-------- Supplied data

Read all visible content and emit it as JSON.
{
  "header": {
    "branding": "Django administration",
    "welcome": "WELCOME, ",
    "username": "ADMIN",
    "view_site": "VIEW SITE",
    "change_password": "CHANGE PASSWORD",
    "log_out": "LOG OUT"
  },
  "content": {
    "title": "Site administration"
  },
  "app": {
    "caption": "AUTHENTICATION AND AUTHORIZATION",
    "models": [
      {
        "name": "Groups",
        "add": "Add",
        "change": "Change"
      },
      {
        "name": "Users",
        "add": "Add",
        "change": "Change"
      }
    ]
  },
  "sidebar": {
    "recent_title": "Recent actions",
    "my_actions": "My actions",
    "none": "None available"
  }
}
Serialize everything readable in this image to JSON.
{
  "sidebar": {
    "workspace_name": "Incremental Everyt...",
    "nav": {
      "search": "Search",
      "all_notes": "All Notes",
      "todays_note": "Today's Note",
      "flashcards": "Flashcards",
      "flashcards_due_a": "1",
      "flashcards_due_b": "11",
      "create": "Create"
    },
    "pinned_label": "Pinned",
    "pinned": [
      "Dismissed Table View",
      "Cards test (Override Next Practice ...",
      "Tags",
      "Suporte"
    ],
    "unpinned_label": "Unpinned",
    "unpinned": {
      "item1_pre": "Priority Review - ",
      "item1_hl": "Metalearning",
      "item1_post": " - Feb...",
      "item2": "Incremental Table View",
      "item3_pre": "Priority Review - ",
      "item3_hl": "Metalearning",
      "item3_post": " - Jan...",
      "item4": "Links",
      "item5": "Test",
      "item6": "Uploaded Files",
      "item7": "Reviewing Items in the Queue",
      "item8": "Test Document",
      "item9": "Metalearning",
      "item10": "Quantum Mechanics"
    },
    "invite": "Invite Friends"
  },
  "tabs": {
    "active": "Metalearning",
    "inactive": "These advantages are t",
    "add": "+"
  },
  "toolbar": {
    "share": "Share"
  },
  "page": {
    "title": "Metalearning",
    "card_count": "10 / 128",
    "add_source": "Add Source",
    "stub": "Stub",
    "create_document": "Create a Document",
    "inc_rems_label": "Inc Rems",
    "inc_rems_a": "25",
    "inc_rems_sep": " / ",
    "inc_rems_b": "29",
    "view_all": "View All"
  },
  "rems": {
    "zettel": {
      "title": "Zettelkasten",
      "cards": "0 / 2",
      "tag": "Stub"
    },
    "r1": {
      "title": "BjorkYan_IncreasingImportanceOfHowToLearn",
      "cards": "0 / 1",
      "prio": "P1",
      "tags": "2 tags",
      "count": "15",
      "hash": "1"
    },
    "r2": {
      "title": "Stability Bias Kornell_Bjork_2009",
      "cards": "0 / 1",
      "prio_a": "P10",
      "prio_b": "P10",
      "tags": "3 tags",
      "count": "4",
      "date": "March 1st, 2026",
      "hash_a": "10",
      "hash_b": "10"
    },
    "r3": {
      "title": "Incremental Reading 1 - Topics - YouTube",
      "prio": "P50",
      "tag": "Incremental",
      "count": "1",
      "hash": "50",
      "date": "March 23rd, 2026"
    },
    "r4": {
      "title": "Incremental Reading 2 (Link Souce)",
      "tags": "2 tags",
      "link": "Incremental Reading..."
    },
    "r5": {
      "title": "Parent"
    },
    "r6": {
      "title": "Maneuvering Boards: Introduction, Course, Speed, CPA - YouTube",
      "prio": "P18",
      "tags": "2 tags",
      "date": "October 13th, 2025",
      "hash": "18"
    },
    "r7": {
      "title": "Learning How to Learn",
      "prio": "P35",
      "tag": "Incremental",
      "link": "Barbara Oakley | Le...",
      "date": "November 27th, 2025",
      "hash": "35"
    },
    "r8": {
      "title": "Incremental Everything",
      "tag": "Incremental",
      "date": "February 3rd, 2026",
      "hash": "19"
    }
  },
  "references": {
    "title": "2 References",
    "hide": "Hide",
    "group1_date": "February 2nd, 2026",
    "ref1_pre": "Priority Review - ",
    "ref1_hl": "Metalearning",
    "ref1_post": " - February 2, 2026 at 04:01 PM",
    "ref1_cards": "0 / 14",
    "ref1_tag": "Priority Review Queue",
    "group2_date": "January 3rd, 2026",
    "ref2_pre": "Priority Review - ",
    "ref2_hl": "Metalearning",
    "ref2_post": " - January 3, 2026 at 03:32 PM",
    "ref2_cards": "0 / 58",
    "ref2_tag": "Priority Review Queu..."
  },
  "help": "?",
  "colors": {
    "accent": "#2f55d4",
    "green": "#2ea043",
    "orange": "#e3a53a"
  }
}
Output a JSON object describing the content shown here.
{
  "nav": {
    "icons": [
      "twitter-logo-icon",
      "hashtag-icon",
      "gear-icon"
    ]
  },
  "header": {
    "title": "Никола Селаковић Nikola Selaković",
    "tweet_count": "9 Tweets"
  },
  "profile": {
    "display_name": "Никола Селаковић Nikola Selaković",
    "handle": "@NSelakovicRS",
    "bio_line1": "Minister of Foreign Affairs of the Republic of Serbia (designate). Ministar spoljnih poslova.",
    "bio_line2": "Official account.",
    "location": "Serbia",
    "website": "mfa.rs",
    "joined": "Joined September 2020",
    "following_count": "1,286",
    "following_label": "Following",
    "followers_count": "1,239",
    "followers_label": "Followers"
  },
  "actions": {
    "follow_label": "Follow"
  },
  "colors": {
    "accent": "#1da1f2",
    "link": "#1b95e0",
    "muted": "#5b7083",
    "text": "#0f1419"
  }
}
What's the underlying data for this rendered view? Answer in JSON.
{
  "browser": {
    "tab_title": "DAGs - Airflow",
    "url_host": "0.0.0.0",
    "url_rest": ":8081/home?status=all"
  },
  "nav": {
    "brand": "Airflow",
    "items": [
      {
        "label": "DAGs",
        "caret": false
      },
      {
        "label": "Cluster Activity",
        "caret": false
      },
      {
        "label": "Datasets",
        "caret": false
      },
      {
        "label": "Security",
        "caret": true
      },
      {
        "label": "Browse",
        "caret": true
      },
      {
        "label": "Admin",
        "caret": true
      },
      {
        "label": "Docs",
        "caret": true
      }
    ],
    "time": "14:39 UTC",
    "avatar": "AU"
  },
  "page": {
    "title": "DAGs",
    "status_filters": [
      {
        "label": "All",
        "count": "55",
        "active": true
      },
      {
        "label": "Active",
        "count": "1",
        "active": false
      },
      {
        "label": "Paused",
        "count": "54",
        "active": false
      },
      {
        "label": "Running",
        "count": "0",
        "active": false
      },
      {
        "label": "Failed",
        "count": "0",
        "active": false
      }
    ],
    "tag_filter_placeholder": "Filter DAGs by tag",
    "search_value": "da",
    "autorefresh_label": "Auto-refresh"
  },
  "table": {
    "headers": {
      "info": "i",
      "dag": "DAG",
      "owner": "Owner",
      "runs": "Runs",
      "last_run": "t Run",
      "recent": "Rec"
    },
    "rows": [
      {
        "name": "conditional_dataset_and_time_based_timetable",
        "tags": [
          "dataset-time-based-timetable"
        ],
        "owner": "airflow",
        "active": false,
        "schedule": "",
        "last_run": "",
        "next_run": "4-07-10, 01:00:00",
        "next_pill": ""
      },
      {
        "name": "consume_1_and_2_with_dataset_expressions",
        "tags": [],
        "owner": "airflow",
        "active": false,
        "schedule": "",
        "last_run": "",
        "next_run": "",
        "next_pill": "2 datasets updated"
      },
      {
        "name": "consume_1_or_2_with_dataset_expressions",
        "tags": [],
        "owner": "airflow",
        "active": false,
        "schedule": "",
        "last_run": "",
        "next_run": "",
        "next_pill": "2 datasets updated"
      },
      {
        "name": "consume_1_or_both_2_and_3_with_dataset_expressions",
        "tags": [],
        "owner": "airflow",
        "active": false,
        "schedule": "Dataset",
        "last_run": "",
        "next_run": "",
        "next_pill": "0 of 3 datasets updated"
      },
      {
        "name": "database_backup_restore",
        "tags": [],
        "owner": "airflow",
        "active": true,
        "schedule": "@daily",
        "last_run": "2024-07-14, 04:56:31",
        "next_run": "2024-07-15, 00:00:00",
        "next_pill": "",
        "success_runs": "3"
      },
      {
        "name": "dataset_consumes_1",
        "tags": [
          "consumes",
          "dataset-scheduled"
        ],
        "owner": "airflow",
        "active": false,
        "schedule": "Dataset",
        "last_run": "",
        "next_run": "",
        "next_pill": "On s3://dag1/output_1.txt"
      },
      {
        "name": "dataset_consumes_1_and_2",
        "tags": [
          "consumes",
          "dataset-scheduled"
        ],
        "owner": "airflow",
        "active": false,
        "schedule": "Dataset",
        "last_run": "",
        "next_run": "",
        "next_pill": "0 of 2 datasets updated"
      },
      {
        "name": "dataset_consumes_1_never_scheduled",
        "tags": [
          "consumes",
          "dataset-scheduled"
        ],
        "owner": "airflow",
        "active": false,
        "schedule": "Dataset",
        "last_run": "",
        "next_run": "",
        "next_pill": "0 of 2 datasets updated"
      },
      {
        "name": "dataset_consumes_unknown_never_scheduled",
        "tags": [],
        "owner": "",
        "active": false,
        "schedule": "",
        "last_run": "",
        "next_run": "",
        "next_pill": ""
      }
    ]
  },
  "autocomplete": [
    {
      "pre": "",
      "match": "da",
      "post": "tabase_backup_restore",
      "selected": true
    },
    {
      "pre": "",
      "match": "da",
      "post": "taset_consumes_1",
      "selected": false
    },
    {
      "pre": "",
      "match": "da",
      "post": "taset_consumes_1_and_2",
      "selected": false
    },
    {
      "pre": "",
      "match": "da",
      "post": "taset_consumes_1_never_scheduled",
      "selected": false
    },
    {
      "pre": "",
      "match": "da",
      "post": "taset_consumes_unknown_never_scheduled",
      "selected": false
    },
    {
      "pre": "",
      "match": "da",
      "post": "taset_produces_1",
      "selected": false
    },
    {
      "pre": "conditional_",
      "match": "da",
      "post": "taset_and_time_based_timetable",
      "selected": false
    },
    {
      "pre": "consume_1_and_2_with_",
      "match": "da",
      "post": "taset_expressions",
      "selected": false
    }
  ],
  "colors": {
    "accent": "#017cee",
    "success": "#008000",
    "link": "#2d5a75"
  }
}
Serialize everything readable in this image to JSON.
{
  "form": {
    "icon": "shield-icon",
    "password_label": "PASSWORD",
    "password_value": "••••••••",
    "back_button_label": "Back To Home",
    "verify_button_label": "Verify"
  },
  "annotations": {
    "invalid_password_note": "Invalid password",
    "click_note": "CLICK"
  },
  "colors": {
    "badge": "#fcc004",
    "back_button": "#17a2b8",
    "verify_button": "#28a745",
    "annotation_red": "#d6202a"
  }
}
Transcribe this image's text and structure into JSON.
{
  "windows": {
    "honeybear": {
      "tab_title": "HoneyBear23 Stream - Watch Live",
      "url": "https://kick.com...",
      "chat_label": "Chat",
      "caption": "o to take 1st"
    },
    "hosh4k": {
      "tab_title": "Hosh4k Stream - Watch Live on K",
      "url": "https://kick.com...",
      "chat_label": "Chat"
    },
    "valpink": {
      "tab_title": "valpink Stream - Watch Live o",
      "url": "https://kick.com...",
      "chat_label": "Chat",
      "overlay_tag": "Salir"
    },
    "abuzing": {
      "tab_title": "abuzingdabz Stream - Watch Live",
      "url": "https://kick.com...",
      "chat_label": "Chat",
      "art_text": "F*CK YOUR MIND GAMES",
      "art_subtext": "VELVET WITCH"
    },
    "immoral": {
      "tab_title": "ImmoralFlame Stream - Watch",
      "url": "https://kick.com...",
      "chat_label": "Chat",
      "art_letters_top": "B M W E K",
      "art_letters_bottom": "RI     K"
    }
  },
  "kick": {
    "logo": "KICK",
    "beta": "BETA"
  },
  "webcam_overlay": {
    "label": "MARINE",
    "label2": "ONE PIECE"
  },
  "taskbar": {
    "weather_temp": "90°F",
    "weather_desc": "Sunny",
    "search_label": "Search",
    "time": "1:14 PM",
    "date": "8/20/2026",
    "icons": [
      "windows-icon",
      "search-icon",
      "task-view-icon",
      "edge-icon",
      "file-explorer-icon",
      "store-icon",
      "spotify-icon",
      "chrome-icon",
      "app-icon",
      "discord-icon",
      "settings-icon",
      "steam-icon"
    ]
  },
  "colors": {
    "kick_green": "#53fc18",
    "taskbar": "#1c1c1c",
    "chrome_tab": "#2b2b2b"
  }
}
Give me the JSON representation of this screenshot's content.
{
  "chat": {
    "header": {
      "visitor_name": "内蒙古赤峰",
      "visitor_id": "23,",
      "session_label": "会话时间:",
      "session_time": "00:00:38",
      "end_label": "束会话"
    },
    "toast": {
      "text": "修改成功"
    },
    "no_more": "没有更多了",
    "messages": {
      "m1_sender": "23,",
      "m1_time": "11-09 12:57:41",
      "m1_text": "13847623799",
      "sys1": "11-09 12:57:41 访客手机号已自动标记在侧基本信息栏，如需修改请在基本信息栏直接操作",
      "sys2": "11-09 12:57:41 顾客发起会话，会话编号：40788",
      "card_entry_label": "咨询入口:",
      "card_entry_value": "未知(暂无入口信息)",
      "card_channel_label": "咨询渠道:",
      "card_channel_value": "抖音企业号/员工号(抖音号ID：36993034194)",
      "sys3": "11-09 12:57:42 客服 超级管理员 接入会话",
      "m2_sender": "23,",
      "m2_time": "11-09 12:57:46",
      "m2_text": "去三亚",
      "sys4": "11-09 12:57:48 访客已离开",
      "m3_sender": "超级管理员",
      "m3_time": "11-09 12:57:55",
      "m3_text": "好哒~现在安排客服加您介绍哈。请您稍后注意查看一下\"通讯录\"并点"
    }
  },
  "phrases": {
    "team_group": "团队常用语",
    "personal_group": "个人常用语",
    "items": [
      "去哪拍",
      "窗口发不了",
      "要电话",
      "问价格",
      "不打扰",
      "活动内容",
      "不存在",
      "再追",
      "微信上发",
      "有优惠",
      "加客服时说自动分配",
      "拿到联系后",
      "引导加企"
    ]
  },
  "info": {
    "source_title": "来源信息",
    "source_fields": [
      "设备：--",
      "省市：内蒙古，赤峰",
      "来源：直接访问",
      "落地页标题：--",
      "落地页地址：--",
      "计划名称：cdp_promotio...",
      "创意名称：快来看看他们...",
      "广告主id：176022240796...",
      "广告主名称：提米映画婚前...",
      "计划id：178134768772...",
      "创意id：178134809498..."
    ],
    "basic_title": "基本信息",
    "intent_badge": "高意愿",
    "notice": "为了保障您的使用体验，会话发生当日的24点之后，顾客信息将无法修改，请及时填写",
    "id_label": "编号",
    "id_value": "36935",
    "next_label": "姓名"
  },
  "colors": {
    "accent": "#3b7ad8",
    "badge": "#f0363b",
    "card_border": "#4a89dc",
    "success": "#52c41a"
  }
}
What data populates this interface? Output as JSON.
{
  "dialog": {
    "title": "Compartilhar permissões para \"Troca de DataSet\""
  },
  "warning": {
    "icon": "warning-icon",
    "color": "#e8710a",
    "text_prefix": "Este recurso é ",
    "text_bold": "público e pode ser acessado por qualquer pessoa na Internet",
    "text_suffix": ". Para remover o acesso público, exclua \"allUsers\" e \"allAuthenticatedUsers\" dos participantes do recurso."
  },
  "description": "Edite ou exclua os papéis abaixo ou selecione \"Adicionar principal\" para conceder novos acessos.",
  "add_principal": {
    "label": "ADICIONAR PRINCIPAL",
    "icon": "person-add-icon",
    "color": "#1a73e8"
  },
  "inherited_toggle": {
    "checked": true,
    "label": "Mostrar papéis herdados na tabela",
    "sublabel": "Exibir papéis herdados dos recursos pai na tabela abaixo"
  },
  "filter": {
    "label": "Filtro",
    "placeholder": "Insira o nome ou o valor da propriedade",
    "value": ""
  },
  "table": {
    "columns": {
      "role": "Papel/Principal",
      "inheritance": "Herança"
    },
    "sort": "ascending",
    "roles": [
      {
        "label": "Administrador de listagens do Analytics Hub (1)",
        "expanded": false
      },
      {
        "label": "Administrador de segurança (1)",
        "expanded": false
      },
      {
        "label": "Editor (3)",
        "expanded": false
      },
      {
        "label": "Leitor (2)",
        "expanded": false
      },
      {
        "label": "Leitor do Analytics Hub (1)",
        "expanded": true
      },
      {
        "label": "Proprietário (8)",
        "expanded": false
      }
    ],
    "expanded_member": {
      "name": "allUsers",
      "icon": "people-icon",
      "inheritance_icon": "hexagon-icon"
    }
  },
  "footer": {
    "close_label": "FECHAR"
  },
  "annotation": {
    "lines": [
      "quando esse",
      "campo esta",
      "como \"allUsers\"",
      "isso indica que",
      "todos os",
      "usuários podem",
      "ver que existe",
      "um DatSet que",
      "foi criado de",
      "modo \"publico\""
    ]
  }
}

----------------

Goal:
Tell how many lines in the material contain the word "Watch". Only the number is wanted.

Correct output:
5